··· Entries provided
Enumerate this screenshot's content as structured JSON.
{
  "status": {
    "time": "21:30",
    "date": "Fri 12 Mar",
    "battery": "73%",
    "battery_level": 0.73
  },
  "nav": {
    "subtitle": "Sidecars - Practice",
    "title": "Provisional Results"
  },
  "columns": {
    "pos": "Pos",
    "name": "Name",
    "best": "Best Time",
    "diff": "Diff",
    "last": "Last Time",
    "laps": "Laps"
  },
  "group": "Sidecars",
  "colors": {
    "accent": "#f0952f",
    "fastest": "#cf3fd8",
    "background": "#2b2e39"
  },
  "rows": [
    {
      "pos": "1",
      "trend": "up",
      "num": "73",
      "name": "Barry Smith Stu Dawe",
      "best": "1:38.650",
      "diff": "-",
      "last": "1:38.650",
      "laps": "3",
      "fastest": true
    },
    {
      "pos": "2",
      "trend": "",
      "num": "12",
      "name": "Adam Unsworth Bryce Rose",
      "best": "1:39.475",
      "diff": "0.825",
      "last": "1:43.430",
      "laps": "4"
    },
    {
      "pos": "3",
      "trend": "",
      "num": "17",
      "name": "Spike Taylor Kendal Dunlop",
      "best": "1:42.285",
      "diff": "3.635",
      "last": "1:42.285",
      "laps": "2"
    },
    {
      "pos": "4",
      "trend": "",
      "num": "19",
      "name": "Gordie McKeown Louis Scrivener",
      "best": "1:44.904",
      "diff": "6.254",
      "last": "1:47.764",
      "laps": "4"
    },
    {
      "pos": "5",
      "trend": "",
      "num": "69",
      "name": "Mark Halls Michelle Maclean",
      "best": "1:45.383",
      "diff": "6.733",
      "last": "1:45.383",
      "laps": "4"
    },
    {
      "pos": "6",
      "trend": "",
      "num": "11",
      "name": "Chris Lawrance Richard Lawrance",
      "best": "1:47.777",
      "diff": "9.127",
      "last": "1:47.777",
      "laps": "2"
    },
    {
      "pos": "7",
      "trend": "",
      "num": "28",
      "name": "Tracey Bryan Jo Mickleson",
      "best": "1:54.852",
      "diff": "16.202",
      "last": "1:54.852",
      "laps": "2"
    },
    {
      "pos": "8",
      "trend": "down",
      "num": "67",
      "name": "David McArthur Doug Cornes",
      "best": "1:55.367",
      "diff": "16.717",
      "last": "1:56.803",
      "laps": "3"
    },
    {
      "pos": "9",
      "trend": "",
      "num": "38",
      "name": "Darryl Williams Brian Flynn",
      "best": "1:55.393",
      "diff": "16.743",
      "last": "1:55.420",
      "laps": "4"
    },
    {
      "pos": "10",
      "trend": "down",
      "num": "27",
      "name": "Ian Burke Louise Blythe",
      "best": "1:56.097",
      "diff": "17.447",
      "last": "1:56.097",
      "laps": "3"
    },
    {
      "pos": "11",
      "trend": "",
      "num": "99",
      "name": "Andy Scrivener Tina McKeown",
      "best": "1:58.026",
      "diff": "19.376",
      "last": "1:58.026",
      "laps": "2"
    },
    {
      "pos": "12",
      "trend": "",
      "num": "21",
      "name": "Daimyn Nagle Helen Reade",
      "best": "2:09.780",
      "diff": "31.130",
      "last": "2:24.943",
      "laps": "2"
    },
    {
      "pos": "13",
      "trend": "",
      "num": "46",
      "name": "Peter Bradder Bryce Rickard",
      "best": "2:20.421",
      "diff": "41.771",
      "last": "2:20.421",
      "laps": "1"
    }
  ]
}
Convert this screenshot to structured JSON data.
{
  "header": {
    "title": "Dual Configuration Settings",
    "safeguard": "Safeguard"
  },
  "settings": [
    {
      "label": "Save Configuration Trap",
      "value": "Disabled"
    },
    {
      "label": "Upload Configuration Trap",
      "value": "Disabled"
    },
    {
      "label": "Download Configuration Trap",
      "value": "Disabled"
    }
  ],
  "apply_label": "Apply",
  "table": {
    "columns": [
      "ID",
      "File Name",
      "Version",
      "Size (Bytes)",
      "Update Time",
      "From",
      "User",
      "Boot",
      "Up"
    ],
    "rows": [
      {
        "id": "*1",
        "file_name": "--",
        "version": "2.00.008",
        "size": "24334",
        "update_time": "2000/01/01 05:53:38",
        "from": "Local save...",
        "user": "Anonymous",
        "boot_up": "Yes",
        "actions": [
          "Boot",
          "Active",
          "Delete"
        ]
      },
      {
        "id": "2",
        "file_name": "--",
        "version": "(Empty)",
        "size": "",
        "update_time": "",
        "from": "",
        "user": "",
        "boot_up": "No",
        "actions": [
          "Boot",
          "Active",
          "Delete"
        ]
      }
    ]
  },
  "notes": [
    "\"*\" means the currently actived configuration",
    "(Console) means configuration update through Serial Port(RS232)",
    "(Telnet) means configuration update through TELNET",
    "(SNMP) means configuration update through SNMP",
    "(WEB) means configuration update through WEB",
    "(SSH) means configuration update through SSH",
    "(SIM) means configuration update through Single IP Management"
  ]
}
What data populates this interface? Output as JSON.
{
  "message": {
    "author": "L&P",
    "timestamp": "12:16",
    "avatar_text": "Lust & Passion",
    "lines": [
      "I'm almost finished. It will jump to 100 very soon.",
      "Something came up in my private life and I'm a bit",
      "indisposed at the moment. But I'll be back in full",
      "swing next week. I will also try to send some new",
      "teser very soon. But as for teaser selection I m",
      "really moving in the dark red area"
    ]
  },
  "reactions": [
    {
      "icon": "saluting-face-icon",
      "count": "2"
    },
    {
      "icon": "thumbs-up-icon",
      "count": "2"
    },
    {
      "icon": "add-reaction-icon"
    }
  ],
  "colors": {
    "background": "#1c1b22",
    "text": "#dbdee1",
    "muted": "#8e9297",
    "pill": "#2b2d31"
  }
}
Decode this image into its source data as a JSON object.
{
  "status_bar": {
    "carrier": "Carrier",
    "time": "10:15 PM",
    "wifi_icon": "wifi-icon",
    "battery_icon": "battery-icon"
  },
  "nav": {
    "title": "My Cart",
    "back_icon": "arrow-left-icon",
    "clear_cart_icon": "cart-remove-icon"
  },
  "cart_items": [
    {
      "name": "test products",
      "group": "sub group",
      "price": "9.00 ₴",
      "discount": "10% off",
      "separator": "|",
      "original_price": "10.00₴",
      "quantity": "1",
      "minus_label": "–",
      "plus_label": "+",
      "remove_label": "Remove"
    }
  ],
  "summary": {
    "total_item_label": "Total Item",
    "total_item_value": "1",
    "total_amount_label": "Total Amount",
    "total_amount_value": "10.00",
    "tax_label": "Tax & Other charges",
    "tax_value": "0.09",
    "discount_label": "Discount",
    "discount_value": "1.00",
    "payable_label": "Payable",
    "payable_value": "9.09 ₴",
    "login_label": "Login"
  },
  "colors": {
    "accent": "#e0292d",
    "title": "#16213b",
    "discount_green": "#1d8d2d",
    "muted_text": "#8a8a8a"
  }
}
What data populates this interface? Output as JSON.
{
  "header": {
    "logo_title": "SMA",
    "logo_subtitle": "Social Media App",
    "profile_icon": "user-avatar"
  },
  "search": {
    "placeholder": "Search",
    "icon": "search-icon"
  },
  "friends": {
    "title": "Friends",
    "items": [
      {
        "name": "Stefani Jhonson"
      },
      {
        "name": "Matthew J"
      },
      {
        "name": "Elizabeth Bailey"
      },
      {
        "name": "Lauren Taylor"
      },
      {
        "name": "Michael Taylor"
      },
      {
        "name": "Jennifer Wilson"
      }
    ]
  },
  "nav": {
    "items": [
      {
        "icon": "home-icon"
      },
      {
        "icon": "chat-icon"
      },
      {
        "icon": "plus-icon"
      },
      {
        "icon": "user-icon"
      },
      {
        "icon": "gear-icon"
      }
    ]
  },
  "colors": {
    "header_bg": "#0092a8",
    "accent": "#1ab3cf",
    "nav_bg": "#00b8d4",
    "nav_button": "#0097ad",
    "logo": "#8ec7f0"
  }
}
······
Work to do:
Each line that holds the word "Taylor" is to be copied.

Answer below:
      "name": "Spike Taylor Kendal Dunlop",
        "name": "Lauren Taylor"
        "name": "Michael Taylor"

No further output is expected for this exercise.